[Assignment]
Return the full listing character for character, without its pictures.

[Records to process]
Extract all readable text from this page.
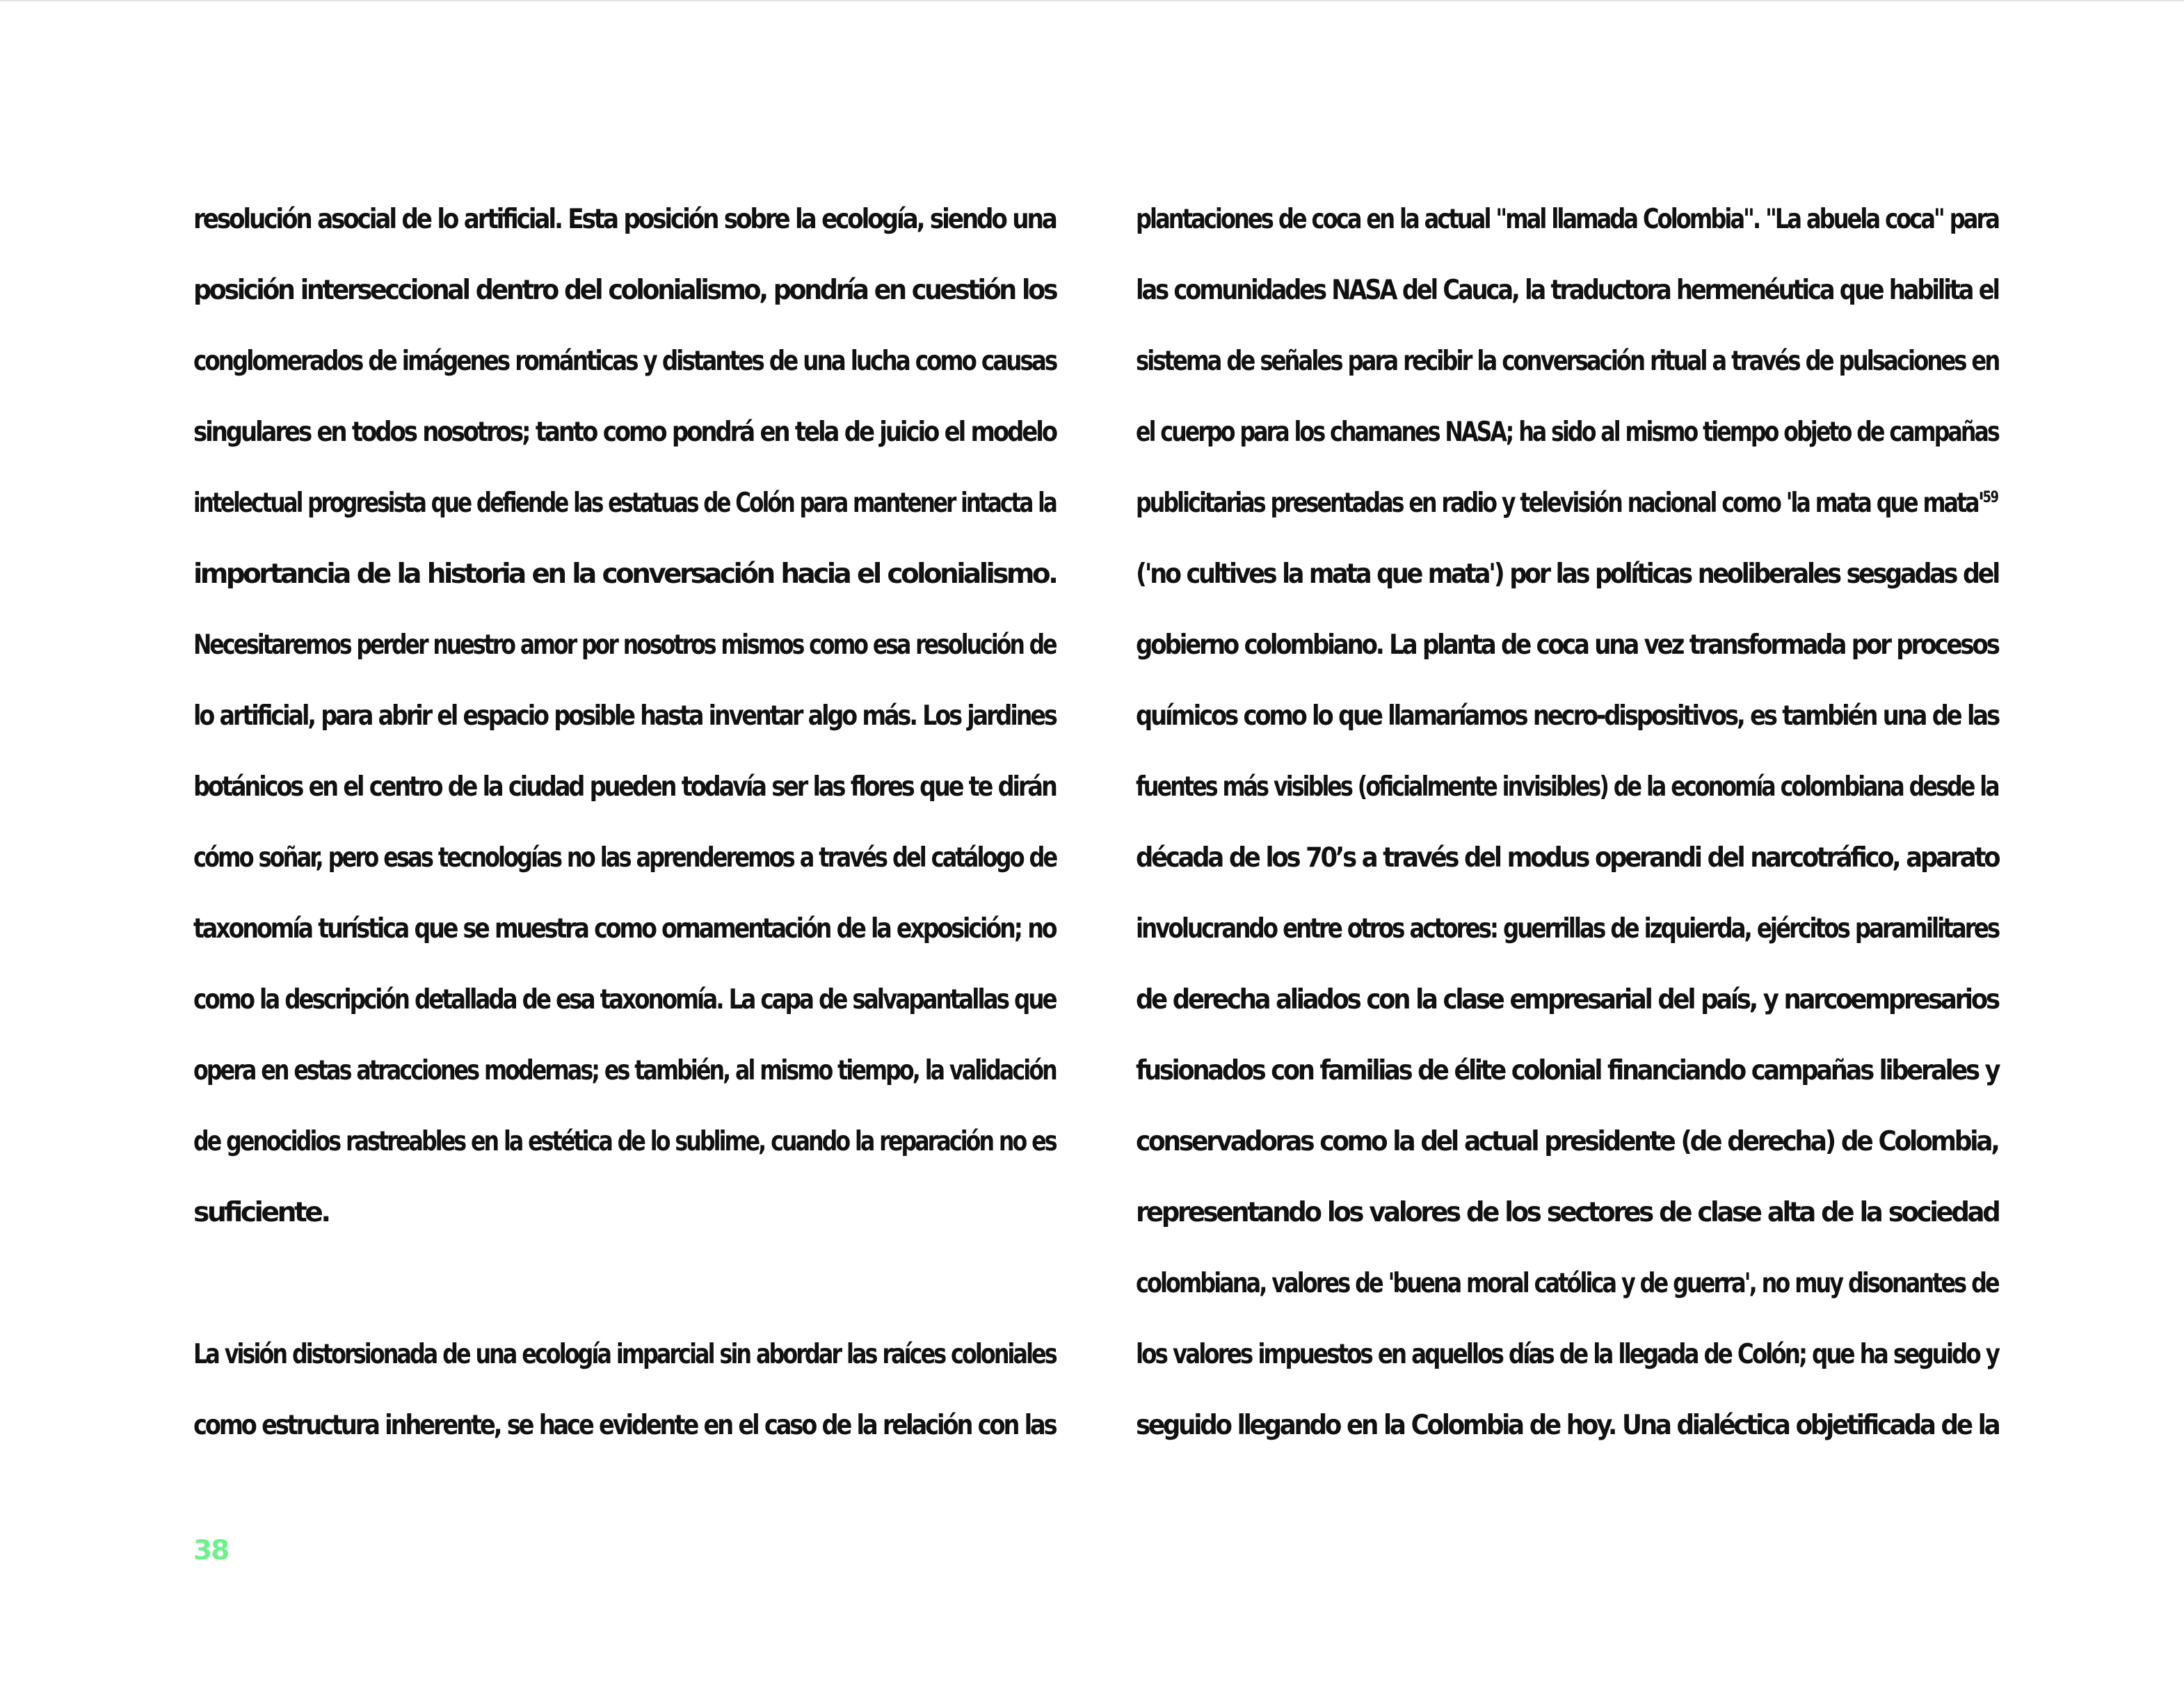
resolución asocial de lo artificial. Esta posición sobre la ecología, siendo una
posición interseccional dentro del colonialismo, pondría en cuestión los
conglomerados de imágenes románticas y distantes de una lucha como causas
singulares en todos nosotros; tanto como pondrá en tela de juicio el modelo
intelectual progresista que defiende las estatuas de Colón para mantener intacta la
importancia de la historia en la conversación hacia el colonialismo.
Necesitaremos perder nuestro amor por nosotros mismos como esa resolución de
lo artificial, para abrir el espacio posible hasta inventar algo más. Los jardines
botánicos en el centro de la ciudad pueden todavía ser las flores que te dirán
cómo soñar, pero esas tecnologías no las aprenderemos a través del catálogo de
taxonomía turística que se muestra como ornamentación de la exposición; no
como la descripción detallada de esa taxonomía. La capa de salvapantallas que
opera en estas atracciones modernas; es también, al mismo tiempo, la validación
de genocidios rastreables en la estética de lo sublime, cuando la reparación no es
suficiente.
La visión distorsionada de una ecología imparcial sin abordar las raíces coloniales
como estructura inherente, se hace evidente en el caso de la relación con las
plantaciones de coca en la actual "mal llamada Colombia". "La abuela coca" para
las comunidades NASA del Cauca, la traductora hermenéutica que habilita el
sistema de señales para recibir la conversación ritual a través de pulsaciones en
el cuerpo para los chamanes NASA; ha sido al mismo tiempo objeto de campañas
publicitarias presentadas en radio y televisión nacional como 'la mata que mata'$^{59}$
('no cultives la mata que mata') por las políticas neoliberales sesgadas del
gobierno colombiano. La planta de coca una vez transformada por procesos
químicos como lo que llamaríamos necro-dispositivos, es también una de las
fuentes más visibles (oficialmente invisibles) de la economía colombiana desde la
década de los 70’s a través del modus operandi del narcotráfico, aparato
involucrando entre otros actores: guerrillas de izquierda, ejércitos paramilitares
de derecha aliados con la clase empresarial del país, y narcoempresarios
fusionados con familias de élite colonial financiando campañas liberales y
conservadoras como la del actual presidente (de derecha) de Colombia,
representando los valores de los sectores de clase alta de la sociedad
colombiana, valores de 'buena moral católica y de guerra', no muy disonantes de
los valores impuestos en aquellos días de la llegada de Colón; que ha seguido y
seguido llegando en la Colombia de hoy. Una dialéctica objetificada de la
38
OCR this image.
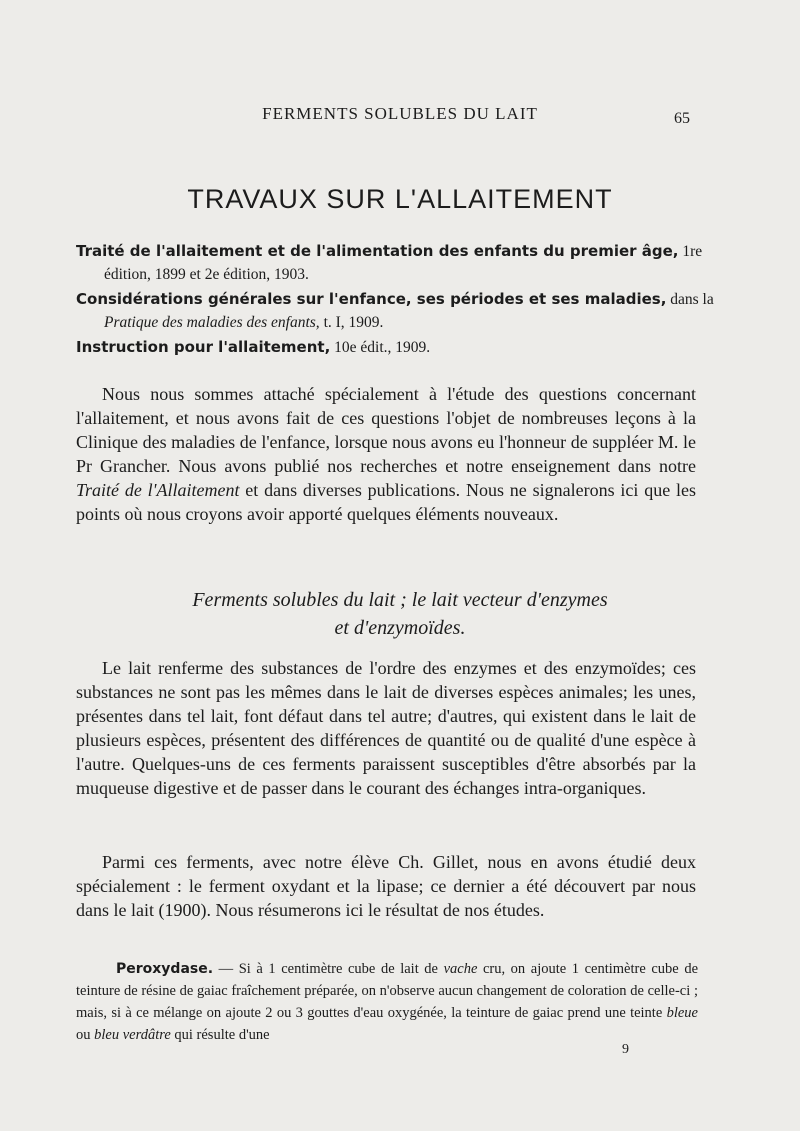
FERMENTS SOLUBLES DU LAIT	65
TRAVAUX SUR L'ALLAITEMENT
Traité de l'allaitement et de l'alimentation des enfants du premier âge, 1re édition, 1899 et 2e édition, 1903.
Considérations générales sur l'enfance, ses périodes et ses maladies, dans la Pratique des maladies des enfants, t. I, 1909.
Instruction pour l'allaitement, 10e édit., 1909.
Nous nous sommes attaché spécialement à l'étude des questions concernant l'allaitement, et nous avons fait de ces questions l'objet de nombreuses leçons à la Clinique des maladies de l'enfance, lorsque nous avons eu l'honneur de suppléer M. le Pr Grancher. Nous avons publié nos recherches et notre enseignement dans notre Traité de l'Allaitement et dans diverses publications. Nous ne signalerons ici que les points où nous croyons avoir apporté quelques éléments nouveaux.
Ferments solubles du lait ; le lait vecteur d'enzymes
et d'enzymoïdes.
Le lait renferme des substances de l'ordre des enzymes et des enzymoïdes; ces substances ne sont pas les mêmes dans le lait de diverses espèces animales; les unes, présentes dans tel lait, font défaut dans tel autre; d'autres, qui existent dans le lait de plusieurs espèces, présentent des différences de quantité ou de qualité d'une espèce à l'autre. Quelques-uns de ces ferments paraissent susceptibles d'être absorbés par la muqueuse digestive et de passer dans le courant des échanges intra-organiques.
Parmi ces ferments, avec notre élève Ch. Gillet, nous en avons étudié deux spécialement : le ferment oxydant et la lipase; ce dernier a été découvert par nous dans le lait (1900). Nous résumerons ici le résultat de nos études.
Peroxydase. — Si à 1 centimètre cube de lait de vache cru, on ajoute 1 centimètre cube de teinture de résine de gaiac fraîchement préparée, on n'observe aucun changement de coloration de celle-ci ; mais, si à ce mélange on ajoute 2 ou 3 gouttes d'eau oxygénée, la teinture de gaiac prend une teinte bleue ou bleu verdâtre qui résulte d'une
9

[Output]
Extract all readable text from this page.
resolución asocial de lo artificial. Esta posición sobre la ecología, siendo una
posición interseccional dentro del colonialismo, pondría en cuestión los
conglomerados de imágenes románticas y distantes de una lucha como causas
singulares en todos nosotros; tanto como pondrá en tela de juicio el modelo
intelectual progresista que defiende las estatuas de Colón para mantener intacta la
importancia de la historia en la conversación hacia el colonialismo.
Necesitaremos perder nuestro amor por nosotros mismos como esa resolución de
lo artificial, para abrir el espacio posible hasta inventar algo más. Los jardines
botánicos en el centro de la ciudad pueden todavía ser las flores que te dirán
cómo soñar, pero esas tecnologías no las aprenderemos a través del catálogo de
taxonomía turística que se muestra como ornamentación de la exposición; no
como la descripción detallada de esa taxonomía. La capa de salvapantallas que
opera en estas atracciones modernas; es también, al mismo tiempo, la validación
de genocidios rastreables en la estética de lo sublime, cuando la reparación no es
suficiente.
La visión distorsionada de una ecología imparcial sin abordar las raíces coloniales
como estructura inherente, se hace evidente en el caso de la relación con las
plantaciones de coca en la actual "mal llamada Colombia". "La abuela coca" para
las comunidades NASA del Cauca, la traductora hermenéutica que habilita el
sistema de señales para recibir la conversación ritual a través de pulsaciones en
el cuerpo para los chamanes NASA; ha sido al mismo tiempo objeto de campañas
publicitarias presentadas en radio y televisión nacional como 'la mata que mata'$^{59}$
('no cultives la mata que mata') por las políticas neoliberales sesgadas del
gobierno colombiano. La planta de coca una vez transformada por procesos
químicos como lo que llamaríamos necro-dispositivos, es también una de las
fuentes más visibles (oficialmente invisibles) de la economía colombiana desde la
década de los 70’s a través del modus operandi del narcotráfico, aparato
involucrando entre otros actores: guerrillas de izquierda, ejércitos paramilitares
de derecha aliados con la clase empresarial del país, y narcoempresarios
fusionados con familias de élite colonial financiando campañas liberales y
conservadoras como la del actual presidente (de derecha) de Colombia,
representando los valores de los sectores de clase alta de la sociedad
colombiana, valores de 'buena moral católica y de guerra', no muy disonantes de
los valores impuestos en aquellos días de la llegada de Colón; que ha seguido y
seguido llegando en la Colombia de hoy. Una dialéctica objetificada de la
38
OCR this image.
FERMENTS SOLUBLES DU LAIT	65
TRAVAUX SUR L'ALLAITEMENT
Traité de l'allaitement et de l'alimentation des enfants du premier âge, 1re édition, 1899 et 2e édition, 1903.
Considérations générales sur l'enfance, ses périodes et ses maladies, dans la Pratique des maladies des enfants, t. I, 1909.
Instruction pour l'allaitement, 10e édit., 1909.
Nous nous sommes attaché spécialement à l'étude des questions concernant l'allaitement, et nous avons fait de ces questions l'objet de nombreuses leçons à la Clinique des maladies de l'enfance, lorsque nous avons eu l'honneur de suppléer M. le Pr Grancher. Nous avons publié nos recherches et notre enseignement dans notre Traité de l'Allaitement et dans diverses publications. Nous ne signalerons ici que les points où nous croyons avoir apporté quelques éléments nouveaux.
Ferments solubles du lait ; le lait vecteur d'enzymes
et d'enzymoïdes.
Le lait renferme des substances de l'ordre des enzymes et des enzymoïdes; ces substances ne sont pas les mêmes dans le lait de diverses espèces animales; les unes, présentes dans tel lait, font défaut dans tel autre; d'autres, qui existent dans le lait de plusieurs espèces, présentent des différences de quantité ou de qualité d'une espèce à l'autre. Quelques-uns de ces ferments paraissent susceptibles d'être absorbés par la muqueuse digestive et de passer dans le courant des échanges intra-organiques.
Parmi ces ferments, avec notre élève Ch. Gillet, nous en avons étudié deux spécialement : le ferment oxydant et la lipase; ce dernier a été découvert par nous dans le lait (1900). Nous résumerons ici le résultat de nos études.
Peroxydase. — Si à 1 centimètre cube de lait de vache cru, on ajoute 1 centimètre cube de teinture de résine de gaiac fraîchement préparée, on n'observe aucun changement de coloration de celle-ci ; mais, si à ce mélange on ajoute 2 ou 3 gouttes d'eau oxygénée, la teinture de gaiac prend une teinte bleue ou bleu verdâtre qui résulte d'une
9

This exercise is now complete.